• _Stored records_
——————
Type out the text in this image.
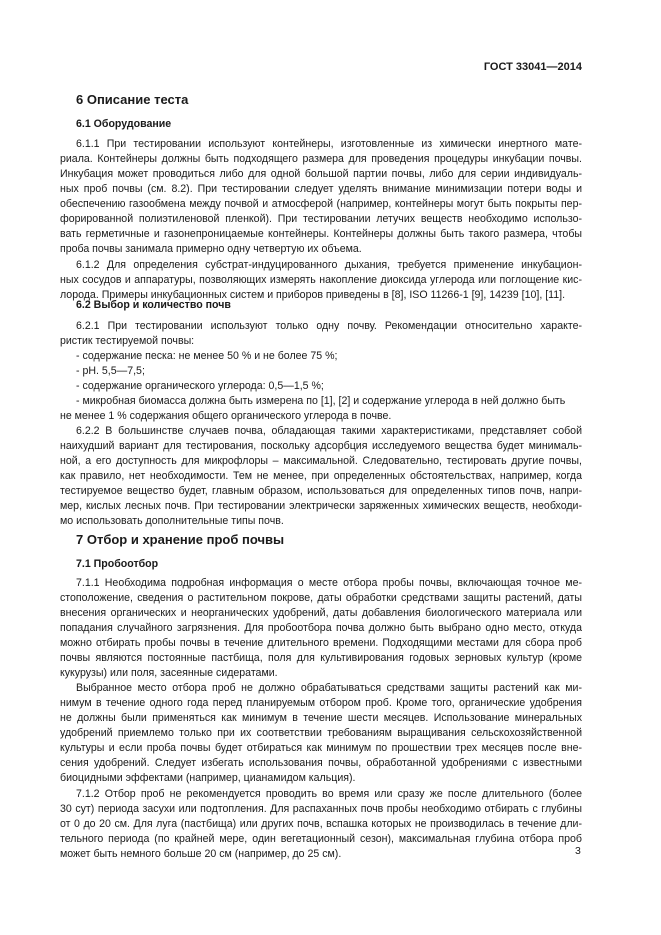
ГОСТ 33041—2014
6 Описание теста
6.1 Оборудование

6.1.1 При тестировании используют контейнеры, изготовленные из химически инертного мате-
риала. Контейнеры должны быть подходящего размера для проведения процедуры инкубации почвы.
Инкубация может проводиться либо для одной большой партии почвы, либо для серии индивидуаль-
ных проб почвы (см. 8.2). При тестировании следует уделять внимание минимизации потери воды и
обеспечению газообмена между почвой и атмосферой (например, контейнеры могут быть покрыты пер-
форированной полиэтиленовой пленкой). При тестировании летучих веществ необходимо использо-
вать герметичные и газонепроницаемые контейнеры. Контейнеры должны быть такого размера, чтобы
проба почвы занимала примерно одну четвертую их объема.

6.1.2 Для определения субстрат-индуцированного дыхания, требуется применение инкубацион-
ных сосудов и аппаратуры, позволяющих измерять накопление диоксида углерода или поглощение кис-
лорода. Примеры инкубационных систем и приборов приведены в [8], ISO 11266-1 [9], 14239 [10], [11].

6.2 Выбор и количество почв

6.2.1 При тестировании используют только одну почву. Рекомендации относительно характе-
ристик тестируемой почвы:

- содержание песка: не менее 50 % и не более 75 %;
- рН. 5,5—7,5;
- содержание органического углерода: 0,5—1,5 %;
- микробная биомасса должна быть измерена по [1], [2] и содержание углерода в ней должно быть

не менее 1 % содержания общего органического углерода в почве.

6.2.2 В большинстве случаев почва, обладающая такими характеристиками, представляет собой
наихудший вариант для тестирования, поскольку адсорбция исследуемого вещества будет минималь-
ной, а его доступность для микрофлоры – максимальной. Следовательно, тестировать другие почвы,
как правило, нет необходимости. Тем не менее, при определенных обстоятельствах, например, когда
тестируемое вещество будет, главным образом, использоваться для определенных типов почв, напри-
мер, кислых лесных почв. При тестировании электрически заряженных химических веществ, необходи-
мо использовать дополнительные типы почв.

7 Отбор и хранение проб почвы
7.1 Пробоотбор

7.1.1 Необходима подробная информация о месте отбора пробы почвы, включающая точное ме-
стоположение, сведения о растительном покрове, даты обработки средствами защиты растений, даты
внесения органических и неорганических удобрений, даты добавления биологического материала или
попадания случайного загрязнения. Для пробоотбора почва должно быть выбрано одно место, откуда
можно отбирать пробы почвы в течение длительного времени. Подходящими местами для сбора проб
почвы являются постоянные пастбища, поля для культивирования годовых зерновых культур (кроме
кукурузы) или поля, засеянные сидератами.

Выбранное место отбора проб не должно обрабатываться средствами защиты растений как ми-
нимум в течение одного года перед планируемым отбором проб. Кроме того, органические удобрения
не должны были применяться как минимум в течение шести месяцев. Использование минеральных
удобрений приемлемо только при их соответствии требованиям выращивания сельскохозяйственной
культуры и если проба почвы будет отбираться как минимум по прошествии трех месяцев после вне-
сения удобрений. Следует избегать использования почвы, обработанной удобрениями с известными
биоцидными эффектами (например, цианамидом кальция).

7.1.2 Отбор проб не рекомендуется проводить во время или сразу же после длительного (более
30 сут) периода засухи или подтопления. Для распаханных почв пробы необходимо отбирать с глубины
от 0 до 20 см. Для луга (пастбища) или других почв, вспашка которых не производилась в течение дли-
тельного периода (по крайней мере, один вегетационный сезон), максимальная глубина отбора проб
может быть немного больше 20 см (например, до 25 см).	3
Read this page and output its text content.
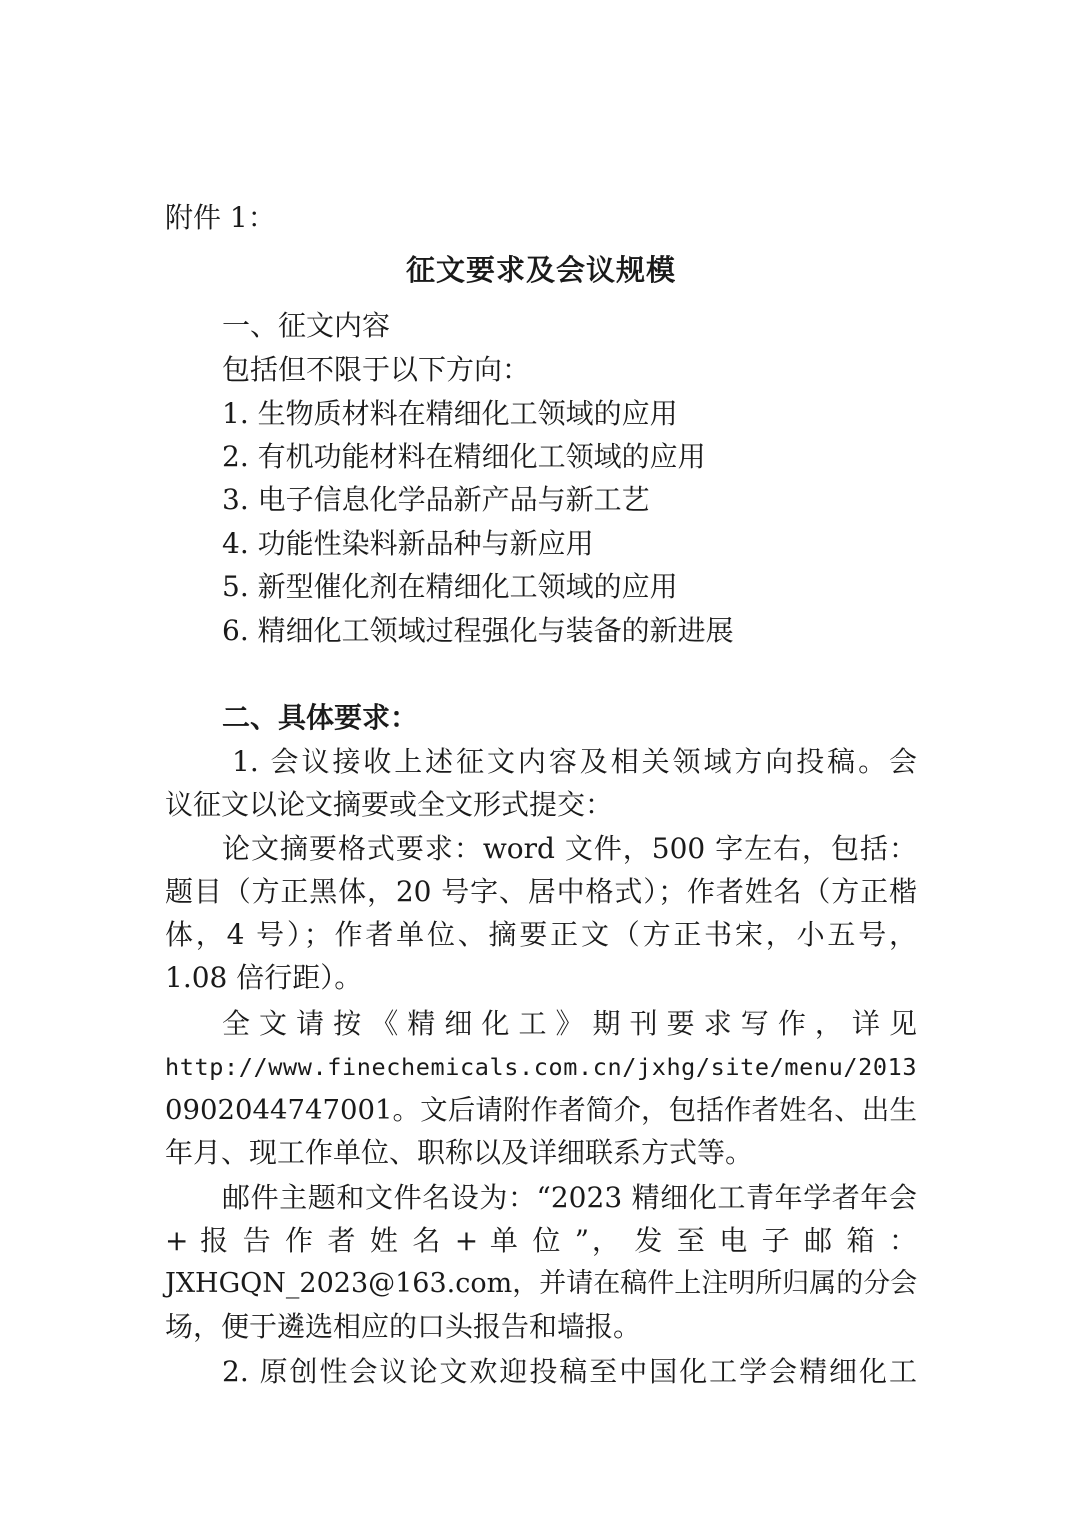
附件 1：

征文要求及会议规模

一、征文内容

包括但不限于以下方向：

1. 生物质材料在精细化工领域的应用

2. 有机功能材料在精细化工领域的应用

3. 电子信息化学品新产品与新工艺

4. 功能性染料新品种与新应用

5. 新型催化剂在精细化工领域的应用

6. 精细化工领域过程强化与装备的新进展

二、具体要求：

1. 会议接收上述征文内容及相关领域方向投稿。会

议征文以论文摘要或全文形式提交：

论文摘要格式要求：word 文件，500 字左右，包括：

题目（方正黑体，20 号字、居中格式）；作者姓名（方正楷

体，4 号）；作者单位、摘要正文（方正书宋，小五号，

1.08 倍行距）。

全文请按《精细化工》期刊要求写作，详见

http://www.finechemicals.com.cn/jxhg/site/menu/2013

0902044747001。文后请附作者简介，包括作者姓名、出生

年月、现工作单位、职称以及详细联系方式等。

邮件主题和文件名设为：“2023 精细化工青年学者年会

+ 报 告 作 者 姓 名 + 单 位 ”， 发 至 电 子 邮 箱 ：

JXHGQN_2023@163.com，并请在稿件上注明所归属的分会

场，便于遴选相应的口头报告和墙报。

2. 原创性会议论文欢迎投稿至中国化工学会精细化工
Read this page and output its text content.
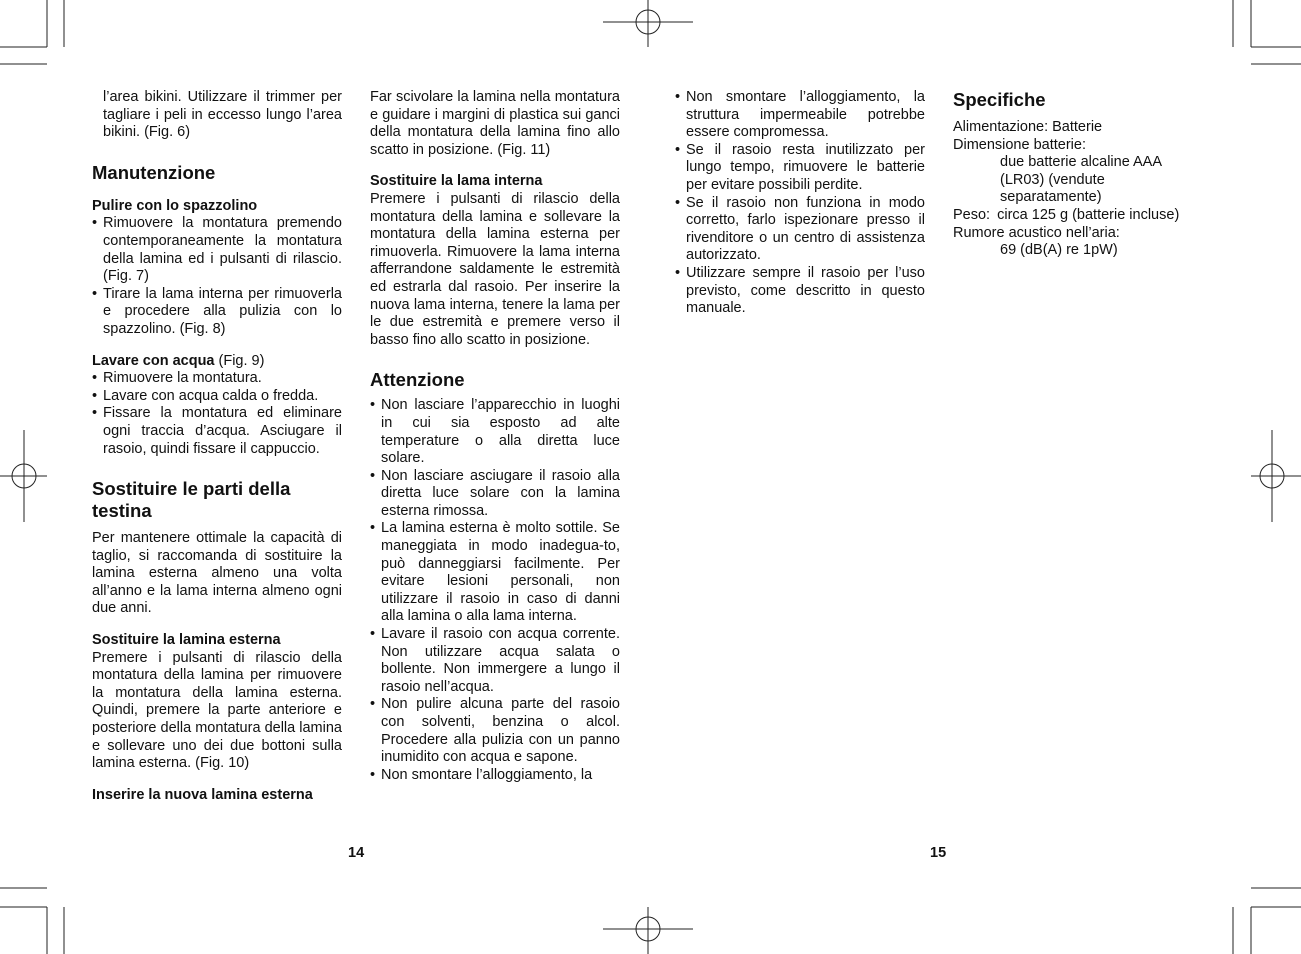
l’area bikini. Utilizzare il trimmer per tagliare i peli in eccesso lungo l’area bikini. (Fig. 6)

Manutenzione
Pulire con lo spazzolino
• Rimuovere la montatura premendo contemporaneamente la montatura della lamina ed i pulsanti di rilascio. (Fig. 7)
• Tirare la lama interna per rimuoverla e procedere alla pulizia con lo spazzolino. (Fig. 8)
Lavare con acqua (Fig. 9)
• Rimuovere la montatura.
• Lavare con acqua calda o fredda.
• Fissare la montatura ed eliminare ogni traccia d’acqua. Asciugare il rasoio, quindi fissare il cappuccio.
Sostituire le parti della testina

Per mantenere ottimale la capacità di taglio, si raccomanda di sostituire la lamina esterna almeno una volta all’anno e la lama interna almeno ogni due anni.

Sostituire la lamina esterna

Premere i pulsanti di rilascio della montatura della lamina per rimuovere la montatura della lamina esterna. Quindi, premere la parte anteriore e posteriore della montatura della lamina e sollevare uno dei due bottoni sulla lamina esterna. (Fig. 10)

Inserire la nuova lamina esterna

Far scivolare la lamina nella montatura e guidare i margini di plastica sui ganci della montatura della lamina fino allo scatto in posizione. (Fig. 11)

Sostituire la lama interna

Premere i pulsanti di rilascio della montatura della lamina e sollevare la montatura della lamina esterna per rimuoverla. Rimuovere la lama interna afferrandone saldamente le estremità ed estrarla dal rasoio. Per inserire la nuova lama interna, tenere la lama per le due estremità e premere verso il basso fino allo scatto in posizione.

Attenzione
• Non lasciare l’apparecchio in luoghi in cui sia esposto ad alte temperature o alla diretta luce solare.
• Non lasciare asciugare il rasoio alla diretta luce solare con la lamina esterna rimossa.
• La lamina esterna è molto sottile. Se maneggiata in modo inadegua-to, può danneggiarsi facilmente. Per evitare lesioni personali, non utilizzare il rasoio in caso di danni alla lamina o alla lama interna.
• Lavare il rasoio con acqua corrente. Non utilizzare acqua salata o bollente. Non immergere a lungo il rasoio nell’acqua.
• Non pulire alcuna parte del rasoio con solventi, benzina o alcol. Procedere alla pulizia con un panno inumidito con acqua e sapone.
• Non smontare l’alloggiamento, la
14
• Non smontare l’alloggiamento, la struttura impermeabile potrebbe essere compromessa.
• Se il rasoio resta inutilizzato per lungo tempo, rimuovere le batterie per evitare possibili perdite.
• Se il rasoio non funziona in modo corretto, farlo ispezionare presso il rivenditore o un centro di assistenza autorizzato.
• Utilizzare sempre il rasoio per l’uso previsto, come descritto in questo manuale.
Specifiche
Alimentazione: Batterie
Dimensione batterie:
due batterie alcaline AAA
(LR03) (vendute
separatamente)
Peso: circa 125 g (batterie incluse)
Rumore acustico nell’aria:
69 (dB(A) re 1pW)
15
——————
• _Problem details_
Copy out all lines from the material above that contain the string "менее".

• _Written reply_
- содержание песка: не менее 50 % и не более 75 %;
не менее 1 % содержания общего органического углерода в почве.
как правило, нет необходимости. Тем не менее, при определенных обстоятельствах, например, когда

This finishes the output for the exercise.